RECORDS FOR THE EXERCISE:

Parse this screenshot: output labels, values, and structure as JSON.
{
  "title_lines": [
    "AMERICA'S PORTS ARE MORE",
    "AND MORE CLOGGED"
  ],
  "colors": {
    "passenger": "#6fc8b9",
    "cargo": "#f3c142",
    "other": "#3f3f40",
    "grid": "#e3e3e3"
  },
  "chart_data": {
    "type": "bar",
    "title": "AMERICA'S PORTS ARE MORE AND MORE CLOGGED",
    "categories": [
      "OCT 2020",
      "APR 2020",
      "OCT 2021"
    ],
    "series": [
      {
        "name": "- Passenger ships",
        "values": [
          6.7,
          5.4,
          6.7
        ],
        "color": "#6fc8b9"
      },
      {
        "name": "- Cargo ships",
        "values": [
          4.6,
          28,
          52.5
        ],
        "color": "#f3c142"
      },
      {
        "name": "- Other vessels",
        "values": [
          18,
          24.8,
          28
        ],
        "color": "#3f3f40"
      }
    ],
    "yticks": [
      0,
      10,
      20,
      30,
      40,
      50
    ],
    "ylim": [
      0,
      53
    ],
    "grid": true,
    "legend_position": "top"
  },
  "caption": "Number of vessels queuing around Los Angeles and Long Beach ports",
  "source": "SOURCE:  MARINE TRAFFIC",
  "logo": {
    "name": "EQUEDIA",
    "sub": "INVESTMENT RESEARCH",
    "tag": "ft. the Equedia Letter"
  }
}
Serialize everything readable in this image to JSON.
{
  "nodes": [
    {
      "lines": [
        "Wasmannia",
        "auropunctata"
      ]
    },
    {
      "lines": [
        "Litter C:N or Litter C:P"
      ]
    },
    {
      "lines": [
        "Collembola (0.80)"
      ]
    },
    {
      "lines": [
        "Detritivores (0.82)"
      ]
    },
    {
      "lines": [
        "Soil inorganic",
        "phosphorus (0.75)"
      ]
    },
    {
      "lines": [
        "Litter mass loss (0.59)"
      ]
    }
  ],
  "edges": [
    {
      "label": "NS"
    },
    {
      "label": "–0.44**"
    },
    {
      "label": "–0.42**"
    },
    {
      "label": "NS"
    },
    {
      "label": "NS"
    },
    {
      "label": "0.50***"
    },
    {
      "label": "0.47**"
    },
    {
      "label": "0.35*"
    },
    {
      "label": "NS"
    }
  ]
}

WHAT IS BEING ASKED: Write every entry out again exactly.

ANSWER:
Parse this screenshot: output labels, values, and structure as JSON.
{
  "title_lines": [
    "AMERICA'S PORTS ARE MORE",
    "AND MORE CLOGGED"
  ],
  "colors": {
    "passenger": "#6fc8b9",
    "cargo": "#f3c142",
    "other": "#3f3f40",
    "grid": "#e3e3e3"
  },
  "chart_data": {
    "type": "bar",
    "title": "AMERICA'S PORTS ARE MORE AND MORE CLOGGED",
    "categories": [
      "OCT 2020",
      "APR 2020",
      "OCT 2021"
    ],
    "series": [
      {
        "name": "- Passenger ships",
        "values": [
          6.7,
          5.4,
          6.7
        ],
        "color": "#6fc8b9"
      },
      {
        "name": "- Cargo ships",
        "values": [
          4.6,
          28,
          52.5
        ],
        "color": "#f3c142"
      },
      {
        "name": "- Other vessels",
        "values": [
          18,
          24.8,
          28
        ],
        "color": "#3f3f40"
      }
    ],
    "yticks": [
      0,
      10,
      20,
      30,
      40,
      50
    ],
    "ylim": [
      0,
      53
    ],
    "grid": true,
    "legend_position": "top"
  },
  "caption": "Number of vessels queuing around Los Angeles and Long Beach ports",
  "source": "SOURCE:  MARINE TRAFFIC",
  "logo": {
    "name": "EQUEDIA",
    "sub": "INVESTMENT RESEARCH",
    "tag": "ft. the Equedia Letter"
  }
}
Serialize everything readable in this image to JSON.
{
  "nodes": [
    {
      "lines": [
        "Wasmannia",
        "auropunctata"
      ]
    },
    {
      "lines": [
        "Litter C:N or Litter C:P"
      ]
    },
    {
      "lines": [
        "Collembola (0.80)"
      ]
    },
    {
      "lines": [
        "Detritivores (0.82)"
      ]
    },
    {
      "lines": [
        "Soil inorganic",
        "phosphorus (0.75)"
      ]
    },
    {
      "lines": [
        "Litter mass loss (0.59)"
      ]
    }
  ],
  "edges": [
    {
      "label": "NS"
    },
    {
      "label": "–0.44**"
    },
    {
      "label": "–0.42**"
    },
    {
      "label": "NS"
    },
    {
      "label": "NS"
    },
    {
      "label": "0.50***"
    },
    {
      "label": "0.47**"
    },
    {
      "label": "0.35*"
    },
    {
      "label": "NS"
    }
  ]
}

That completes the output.